» **Exercise**: Transcribe the records exactly. Pictures do not belong in the transcription.

Stored data:
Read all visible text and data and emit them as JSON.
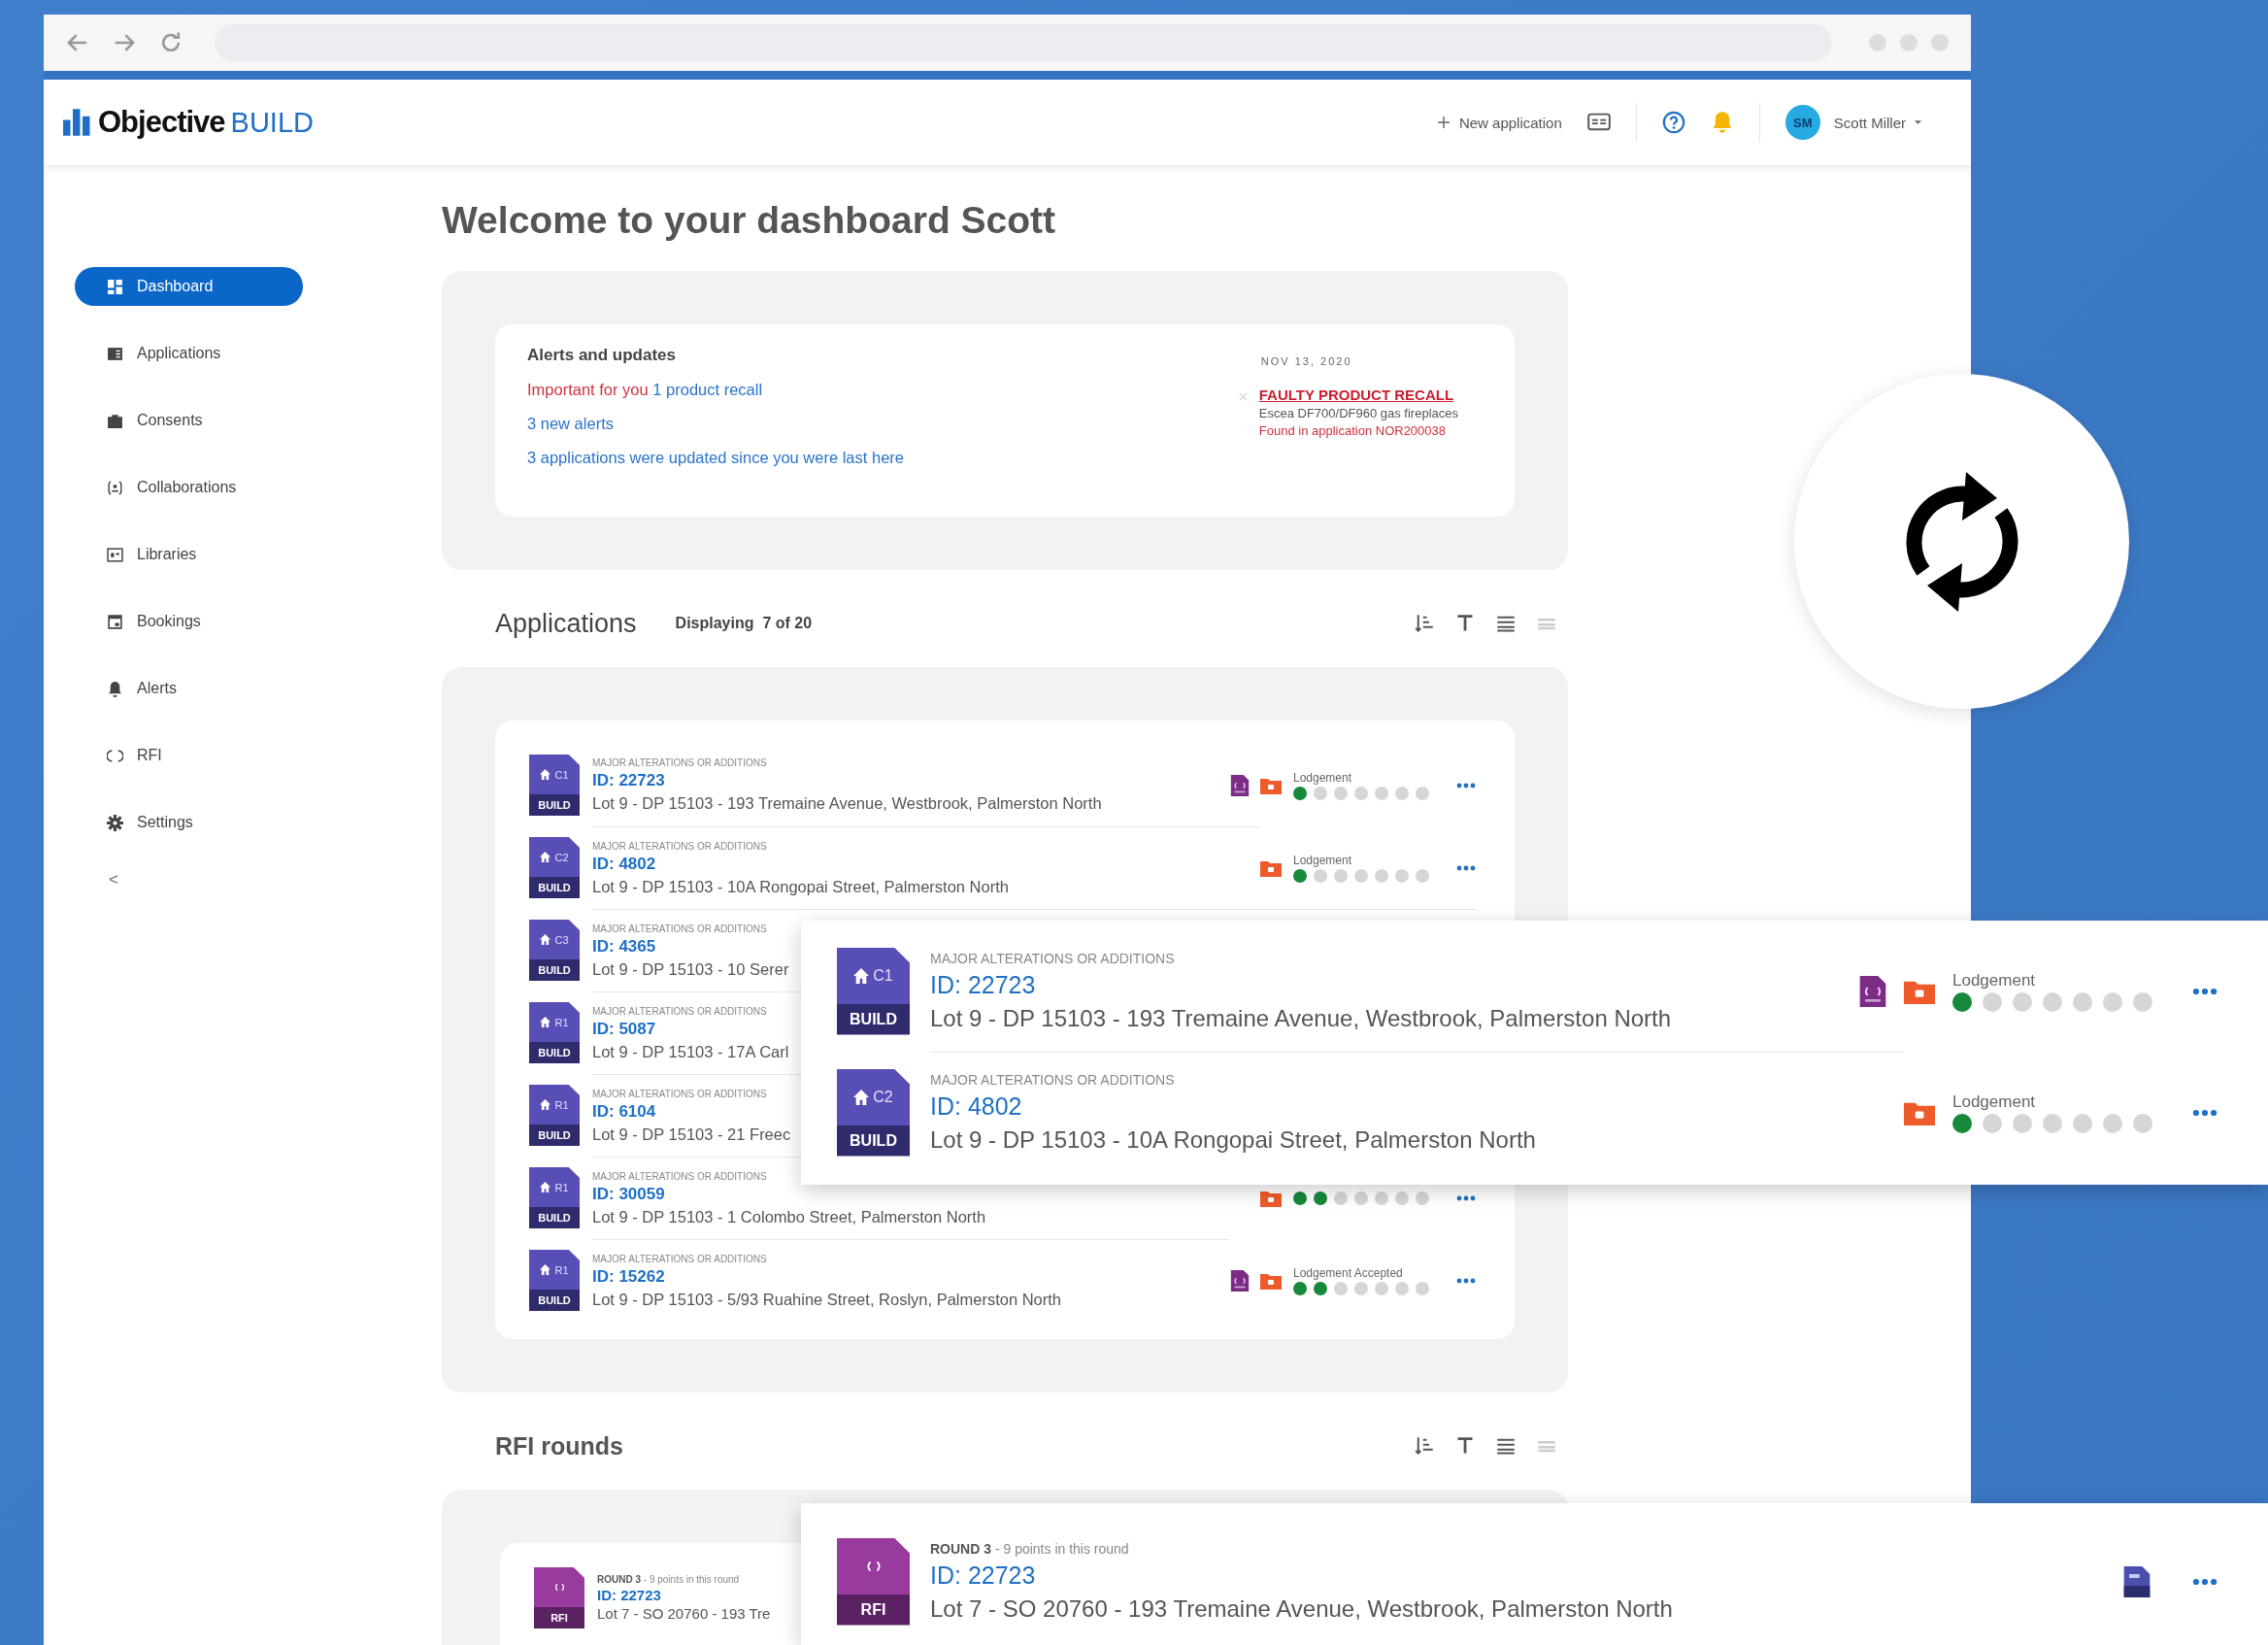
{
  "header": {
    "logo_name": "Objective",
    "logo_product": "BUILD",
    "new_application": "New application",
    "user": {
      "initials": "SM",
      "name": "Scott Miller"
    }
  },
  "sidebar": {
    "items": [
      {
        "label": "Dashboard",
        "kind": "dashboard",
        "selected": true
      },
      {
        "label": "Applications",
        "kind": "applications",
        "selected": false
      },
      {
        "label": "Consents",
        "kind": "consents",
        "selected": false
      },
      {
        "label": "Collaborations",
        "kind": "collaborations",
        "selected": false
      },
      {
        "label": "Libraries",
        "kind": "libraries",
        "selected": false
      },
      {
        "label": "Bookings",
        "kind": "bookings",
        "selected": false
      },
      {
        "label": "Alerts",
        "kind": "alerts",
        "selected": false
      },
      {
        "label": "RFI",
        "kind": "rfi",
        "selected": false
      },
      {
        "label": "Settings",
        "kind": "settings",
        "selected": false
      }
    ],
    "collapse": "<"
  },
  "page_title": "Welcome to your dashboard Scott",
  "alerts": {
    "title": "Alerts and updates",
    "lines": [
      {
        "kind": "important",
        "prefix": "Important for you",
        "text": "1 product recall"
      },
      {
        "kind": "link",
        "text": "3 new alerts"
      },
      {
        "kind": "link",
        "text": "3 applications were updated since you were last here"
      }
    ],
    "recall": {
      "date": "NOV 13, 2020",
      "title": "FAULTY PRODUCT RECALL",
      "product": "Escea DF700/DF960 gas fireplaces",
      "found": "Found in application NOR200038"
    }
  },
  "applications": {
    "title": "Applications",
    "displaying": "Displaying  7 of 20",
    "rows": [
      {
        "category": "MAJOR ALTERATIONS OR ADDITIONS",
        "badge": {
          "code": "C1",
          "label": "BUILD"
        },
        "id": "ID: 22723",
        "address": "Lot 9 - DP 15103 - 193 Tremaine Avenue, Westbrook, Palmerston North",
        "icons": [
          {
            "kind": "rfi"
          },
          {
            "kind": "folder"
          }
        ],
        "status": "Lodgement",
        "steps": [
          {
            "done": true
          },
          {
            "done": false
          },
          {
            "done": false
          },
          {
            "done": false
          },
          {
            "done": false
          },
          {
            "done": false
          },
          {
            "done": false
          }
        ]
      },
      {
        "category": "MAJOR ALTERATIONS OR ADDITIONS",
        "badge": {
          "code": "C2",
          "label": "BUILD"
        },
        "id": "ID: 4802",
        "address": "Lot 9 - DP 15103 - 10A Rongopai Street, Palmerston North",
        "icons": [
          {
            "kind": "folder"
          }
        ],
        "status": "Lodgement",
        "steps": [
          {
            "done": true
          },
          {
            "done": false
          },
          {
            "done": false
          },
          {
            "done": false
          },
          {
            "done": false
          },
          {
            "done": false
          },
          {
            "done": false
          }
        ]
      },
      {
        "category": "MAJOR ALTERATIONS OR ADDITIONS",
        "badge": {
          "code": "C3",
          "label": "BUILD"
        },
        "id": "ID: 4365",
        "address": "Lot 9 - DP 15103 - 10 Serer"
      },
      {
        "category": "MAJOR ALTERATIONS OR ADDITIONS",
        "badge": {
          "code": "R1",
          "label": "BUILD"
        },
        "id": "ID: 5087",
        "address": "Lot 9 - DP 15103 - 17A Carl"
      },
      {
        "category": "MAJOR ALTERATIONS OR ADDITIONS",
        "badge": {
          "code": "R1",
          "label": "BUILD"
        },
        "id": "ID: 6104",
        "address": "Lot 9 - DP 15103 - 21 Freec"
      },
      {
        "category": "MAJOR ALTERATIONS OR ADDITIONS",
        "badge": {
          "code": "R1",
          "label": "BUILD"
        },
        "id": "ID: 30059",
        "address": "Lot 9 - DP 15103 - 1 Colombo Street, Palmerston North",
        "icons": [
          {
            "kind": "folder"
          }
        ],
        "steps": [
          {
            "done": true
          },
          {
            "done": true
          },
          {
            "done": false
          },
          {
            "done": false
          },
          {
            "done": false
          },
          {
            "done": false
          },
          {
            "done": false
          }
        ]
      },
      {
        "category": "MAJOR ALTERATIONS OR ADDITIONS",
        "badge": {
          "code": "R1",
          "label": "BUILD"
        },
        "id": "ID: 15262",
        "address": "Lot 9 - DP 15103 - 5/93 Ruahine Street, Roslyn, Palmerston North",
        "icons": [
          {
            "kind": "rfi"
          },
          {
            "kind": "folder"
          }
        ],
        "status": "Lodgement Accepted",
        "steps": [
          {
            "done": true
          },
          {
            "done": true
          },
          {
            "done": false
          },
          {
            "done": false
          },
          {
            "done": false
          },
          {
            "done": false
          },
          {
            "done": false
          }
        ]
      }
    ]
  },
  "rfi_rounds": {
    "title": "RFI rounds",
    "rows": [
      {
        "round": "**ROUND 3** - 9 points in this round",
        "badge": {
          "label": "RFI"
        },
        "id": "ID: 22723",
        "address": "Lot 7 - SO 20760 - 193 Tre"
      }
    ]
  },
  "zoomed_applications": {
    "rows": [
      {
        "category": "MAJOR ALTERATIONS OR ADDITIONS",
        "badge": {
          "code": "C1",
          "label": "BUILD"
        },
        "id": "ID: 22723",
        "address": "Lot 9 - DP 15103 - 193 Tremaine Avenue, Westbrook, Palmerston North",
        "icons": [
          {
            "kind": "rfi"
          },
          {
            "kind": "folder"
          }
        ],
        "status": "Lodgement",
        "steps": [
          {
            "done": true
          },
          {
            "done": false
          },
          {
            "done": false
          },
          {
            "done": false
          },
          {
            "done": false
          },
          {
            "done": false
          },
          {
            "done": false
          }
        ]
      },
      {
        "category": "MAJOR ALTERATIONS OR ADDITIONS",
        "badge": {
          "code": "C2",
          "label": "BUILD"
        },
        "id": "ID: 4802",
        "address": "Lot 9 - DP 15103 - 10A Rongopai Street, Palmerston North",
        "icons": [
          {
            "kind": "folder"
          }
        ],
        "status": "Lodgement",
        "steps": [
          {
            "done": true
          },
          {
            "done": false
          },
          {
            "done": false
          },
          {
            "done": false
          },
          {
            "done": false
          },
          {
            "done": false
          },
          {
            "done": false
          }
        ]
      }
    ]
  },
  "zoomed_rfi": {
    "rows": [
      {
        "round": "**ROUND 3** - 9 points in this round",
        "badge": {
          "label": "RFI"
        },
        "id": "ID: 22723",
        "address": "Lot 7 - SO 20760 - 193 Tremaine Avenue, Westbrook, Palmerston North",
        "icons": [
          {
            "kind": "build"
          }
        ]
      }
    ]
  }
}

» **Finished answer**:
Read all visible text and data and emit them as JSON.
{
  "header": {
    "logo_name": "Objective",
    "logo_product": "BUILD",
    "new_application": "New application",
    "user": {
      "initials": "SM",
      "name": "Scott Miller"
    }
  },
  "sidebar": {
    "items": [
      {
        "label": "Dashboard",
        "kind": "dashboard",
        "selected": true
      },
      {
        "label": "Applications",
        "kind": "applications",
        "selected": false
      },
      {
        "label": "Consents",
        "kind": "consents",
        "selected": false
      },
      {
        "label": "Collaborations",
        "kind": "collaborations",
        "selected": false
      },
      {
        "label": "Libraries",
        "kind": "libraries",
        "selected": false
      },
      {
        "label": "Bookings",
        "kind": "bookings",
        "selected": false
      },
      {
        "label": "Alerts",
        "kind": "alerts",
        "selected": false
      },
      {
        "label": "RFI",
        "kind": "rfi",
        "selected": false
      },
      {
        "label": "Settings",
        "kind": "settings",
        "selected": false
      }
    ],
    "collapse": "<"
  },
  "page_title": "Welcome to your dashboard Scott",
  "alerts": {
    "title": "Alerts and updates",
    "lines": [
      {
        "kind": "important",
        "prefix": "Important for you",
        "text": "1 product recall"
      },
      {
        "kind": "link",
        "text": "3 new alerts"
      },
      {
        "kind": "link",
        "text": "3 applications were updated since you were last here"
      }
    ],
    "recall": {
      "date": "NOV 13, 2020",
      "title": "FAULTY PRODUCT RECALL",
      "product": "Escea DF700/DF960 gas fireplaces",
      "found": "Found in application NOR200038"
    }
  },
  "applications": {
    "title": "Applications",
    "displaying": "Displaying  7 of 20",
    "rows": [
      {
        "category": "MAJOR ALTERATIONS OR ADDITIONS",
        "badge": {
          "code": "C1",
          "label": "BUILD"
        },
        "id": "ID: 22723",
        "address": "Lot 9 - DP 15103 - 193 Tremaine Avenue, Westbrook, Palmerston North",
        "icons": [
          {
            "kind": "rfi"
          },
          {
            "kind": "folder"
          }
        ],
        "status": "Lodgement",
        "steps": [
          {
            "done": true
          },
          {
            "done": false
          },
          {
            "done": false
          },
          {
            "done": false
          },
          {
            "done": false
          },
          {
            "done": false
          },
          {
            "done": false
          }
        ]
      },
      {
        "category": "MAJOR ALTERATIONS OR ADDITIONS",
        "badge": {
          "code": "C2",
          "label": "BUILD"
        },
        "id": "ID: 4802",
        "address": "Lot 9 - DP 15103 - 10A Rongopai Street, Palmerston North",
        "icons": [
          {
            "kind": "folder"
          }
        ],
        "status": "Lodgement",
        "steps": [
          {
            "done": true
          },
          {
            "done": false
          },
          {
            "done": false
          },
          {
            "done": false
          },
          {
            "done": false
          },
          {
            "done": false
          },
          {
            "done": false
          }
        ]
      },
      {
        "category": "MAJOR ALTERATIONS OR ADDITIONS",
        "badge": {
          "code": "C3",
          "label": "BUILD"
        },
        "id": "ID: 4365",
        "address": "Lot 9 - DP 15103 - 10 Serer"
      },
      {
        "category": "MAJOR ALTERATIONS OR ADDITIONS",
        "badge": {
          "code": "R1",
          "label": "BUILD"
        },
        "id": "ID: 5087",
        "address": "Lot 9 - DP 15103 - 17A Carl"
      },
      {
        "category": "MAJOR ALTERATIONS OR ADDITIONS",
        "badge": {
          "code": "R1",
          "label": "BUILD"
        },
        "id": "ID: 6104",
        "address": "Lot 9 - DP 15103 - 21 Freec"
      },
      {
        "category": "MAJOR ALTERATIONS OR ADDITIONS",
        "badge": {
          "code": "R1",
          "label": "BUILD"
        },
        "id": "ID: 30059",
        "address": "Lot 9 - DP 15103 - 1 Colombo Street, Palmerston North",
        "icons": [
          {
            "kind": "folder"
          }
        ],
        "steps": [
          {
            "done": true
          },
          {
            "done": true
          },
          {
            "done": false
          },
          {
            "done": false
          },
          {
            "done": false
          },
          {
            "done": false
          },
          {
            "done": false
          }
        ]
      },
      {
        "category": "MAJOR ALTERATIONS OR ADDITIONS",
        "badge": {
          "code": "R1",
          "label": "BUILD"
        },
        "id": "ID: 15262",
        "address": "Lot 9 - DP 15103 - 5/93 Ruahine Street, Roslyn, Palmerston North",
        "icons": [
          {
            "kind": "rfi"
          },
          {
            "kind": "folder"
          }
        ],
        "status": "Lodgement Accepted",
        "steps": [
          {
            "done": true
          },
          {
            "done": true
          },
          {
            "done": false
          },
          {
            "done": false
          },
          {
            "done": false
          },
          {
            "done": false
          },
          {
            "done": false
          }
        ]
      }
    ]
  },
  "rfi_rounds": {
    "title": "RFI rounds",
    "rows": [
      {
        "round": "**ROUND 3** - 9 points in this round",
        "badge": {
          "label": "RFI"
        },
        "id": "ID: 22723",
        "address": "Lot 7 - SO 20760 - 193 Tre"
      }
    ]
  },
  "zoomed_applications": {
    "rows": [
      {
        "category": "MAJOR ALTERATIONS OR ADDITIONS",
        "badge": {
          "code": "C1",
          "label": "BUILD"
        },
        "id": "ID: 22723",
        "address": "Lot 9 - DP 15103 - 193 Tremaine Avenue, Westbrook, Palmerston North",
        "icons": [
          {
            "kind": "rfi"
          },
          {
            "kind": "folder"
          }
        ],
        "status": "Lodgement",
        "steps": [
          {
            "done": true
          },
          {
            "done": false
          },
          {
            "done": false
          },
          {
            "done": false
          },
          {
            "done": false
          },
          {
            "done": false
          },
          {
            "done": false
          }
        ]
      },
      {
        "category": "MAJOR ALTERATIONS OR ADDITIONS",
        "badge": {
          "code": "C2",
          "label": "BUILD"
        },
        "id": "ID: 4802",
        "address": "Lot 9 - DP 15103 - 10A Rongopai Street, Palmerston North",
        "icons": [
          {
            "kind": "folder"
          }
        ],
        "status": "Lodgement",
        "steps": [
          {
            "done": true
          },
          {
            "done": false
          },
          {
            "done": false
          },
          {
            "done": false
          },
          {
            "done": false
          },
          {
            "done": false
          },
          {
            "done": false
          }
        ]
      }
    ]
  },
  "zoomed_rfi": {
    "rows": [
      {
        "round": "**ROUND 3** - 9 points in this round",
        "badge": {
          "label": "RFI"
        },
        "id": "ID: 22723",
        "address": "Lot 7 - SO 20760 - 193 Tremaine Avenue, Westbrook, Palmerston North",
        "icons": [
          {
            "kind": "build"
          }
        ]
      }
    ]
  }
}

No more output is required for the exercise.